** BEGIN **
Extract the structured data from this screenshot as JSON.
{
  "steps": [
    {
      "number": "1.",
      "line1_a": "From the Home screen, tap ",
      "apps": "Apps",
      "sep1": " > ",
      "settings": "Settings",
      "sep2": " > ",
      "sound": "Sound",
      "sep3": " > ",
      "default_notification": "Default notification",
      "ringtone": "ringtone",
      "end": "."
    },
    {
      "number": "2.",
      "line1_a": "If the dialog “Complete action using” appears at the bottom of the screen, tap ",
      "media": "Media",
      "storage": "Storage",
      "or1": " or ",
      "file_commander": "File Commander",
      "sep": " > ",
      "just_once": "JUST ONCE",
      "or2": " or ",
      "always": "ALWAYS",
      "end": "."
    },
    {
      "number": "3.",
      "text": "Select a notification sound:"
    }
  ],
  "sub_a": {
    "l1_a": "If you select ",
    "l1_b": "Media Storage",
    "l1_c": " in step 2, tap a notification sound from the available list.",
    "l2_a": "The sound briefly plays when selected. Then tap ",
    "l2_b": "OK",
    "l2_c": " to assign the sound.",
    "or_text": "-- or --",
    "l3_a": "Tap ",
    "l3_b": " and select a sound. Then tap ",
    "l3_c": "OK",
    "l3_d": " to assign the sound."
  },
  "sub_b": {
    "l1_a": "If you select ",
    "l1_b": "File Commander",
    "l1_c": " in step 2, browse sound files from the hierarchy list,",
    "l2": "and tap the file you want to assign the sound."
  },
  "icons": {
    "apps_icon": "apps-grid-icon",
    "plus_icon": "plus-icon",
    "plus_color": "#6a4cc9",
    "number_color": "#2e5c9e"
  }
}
** END **
** BEGIN **
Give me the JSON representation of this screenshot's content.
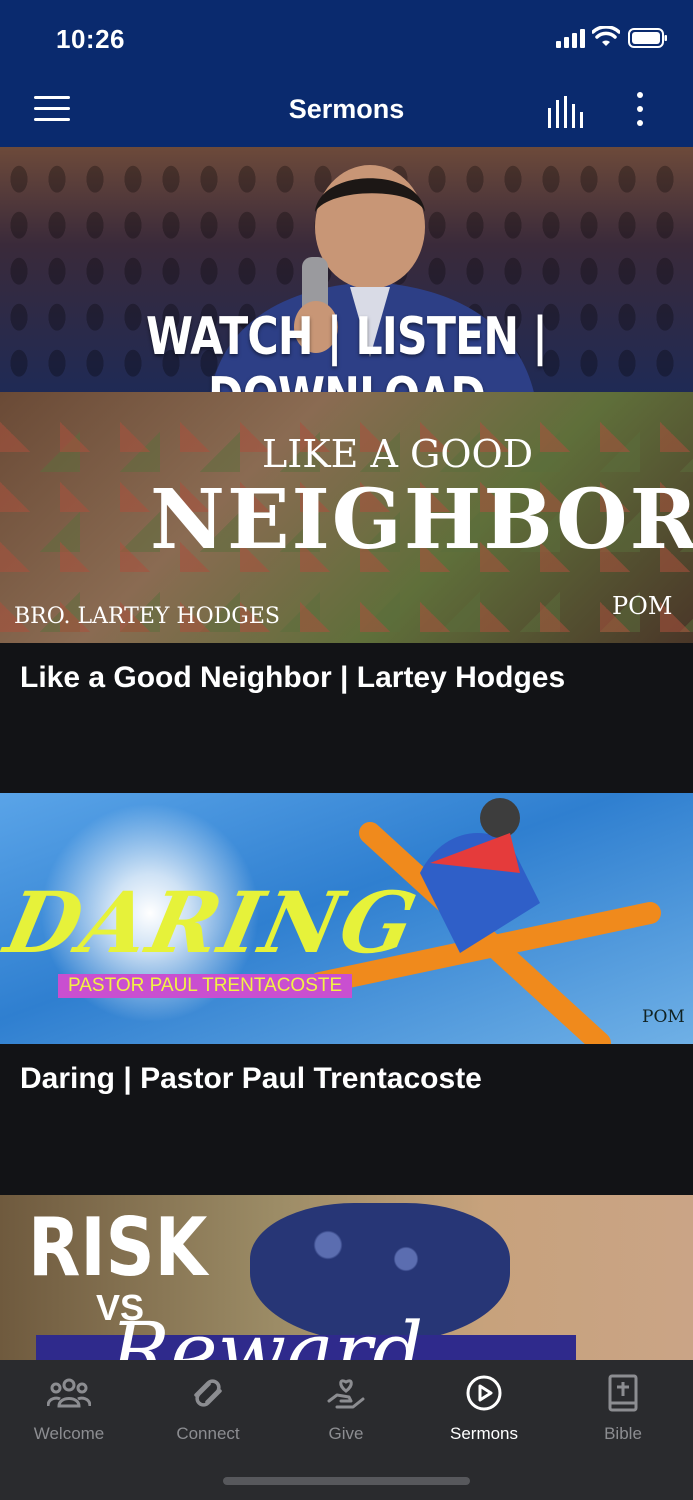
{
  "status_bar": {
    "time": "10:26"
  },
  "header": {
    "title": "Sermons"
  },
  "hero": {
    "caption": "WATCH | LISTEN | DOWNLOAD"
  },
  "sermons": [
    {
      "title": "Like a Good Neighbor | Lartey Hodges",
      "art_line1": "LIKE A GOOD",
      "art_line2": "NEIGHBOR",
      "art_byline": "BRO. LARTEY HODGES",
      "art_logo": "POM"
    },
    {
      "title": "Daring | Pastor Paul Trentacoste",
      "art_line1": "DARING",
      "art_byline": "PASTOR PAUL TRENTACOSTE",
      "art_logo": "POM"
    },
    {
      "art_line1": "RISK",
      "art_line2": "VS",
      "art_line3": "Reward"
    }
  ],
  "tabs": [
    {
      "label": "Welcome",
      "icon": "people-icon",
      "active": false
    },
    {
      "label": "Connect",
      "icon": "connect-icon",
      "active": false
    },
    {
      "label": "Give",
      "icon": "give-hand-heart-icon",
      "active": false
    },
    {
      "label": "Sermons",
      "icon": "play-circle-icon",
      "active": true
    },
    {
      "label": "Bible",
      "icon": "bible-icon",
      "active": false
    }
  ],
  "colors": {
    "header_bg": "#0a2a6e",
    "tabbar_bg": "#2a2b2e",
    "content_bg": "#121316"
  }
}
** END **
** BEGIN **
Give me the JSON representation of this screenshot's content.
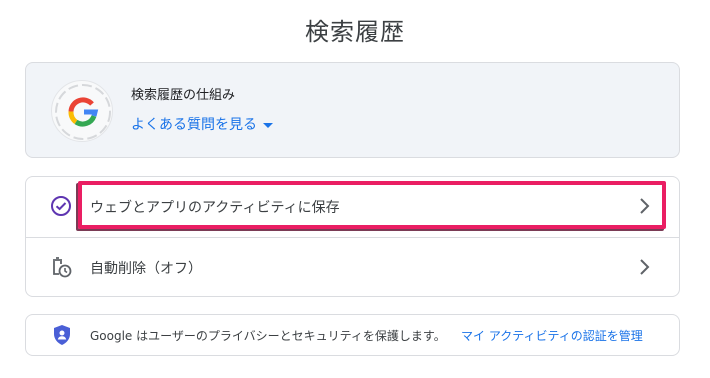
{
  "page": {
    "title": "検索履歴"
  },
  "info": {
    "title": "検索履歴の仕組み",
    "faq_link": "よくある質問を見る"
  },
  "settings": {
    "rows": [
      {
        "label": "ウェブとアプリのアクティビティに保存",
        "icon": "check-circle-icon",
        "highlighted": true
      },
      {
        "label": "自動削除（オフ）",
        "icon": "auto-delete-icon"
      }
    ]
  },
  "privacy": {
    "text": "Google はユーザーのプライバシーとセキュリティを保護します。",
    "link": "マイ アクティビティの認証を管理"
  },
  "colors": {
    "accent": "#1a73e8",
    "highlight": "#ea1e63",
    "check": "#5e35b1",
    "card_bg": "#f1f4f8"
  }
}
** END **
STATED GOAL ▸ Search the data for the string "sound". List each line that has it.

EXERCISE OUTPUT ▸
      "sound": "Sound",
      "text": "Select a notification sound:"
    "l1_c": " in step 2, tap a notification sound from the available list.",
    "l2_a": "The sound briefly plays when selected. Then tap ",
    "l2_c": " to assign the sound.",
    "l3_b": " and select a sound. Then tap ",
    "l3_d": " to assign the sound."
    "l1_c": " in step 2, browse sound files from the hierarchy list,",
    "l2": "and tap the file you want to assign the sound."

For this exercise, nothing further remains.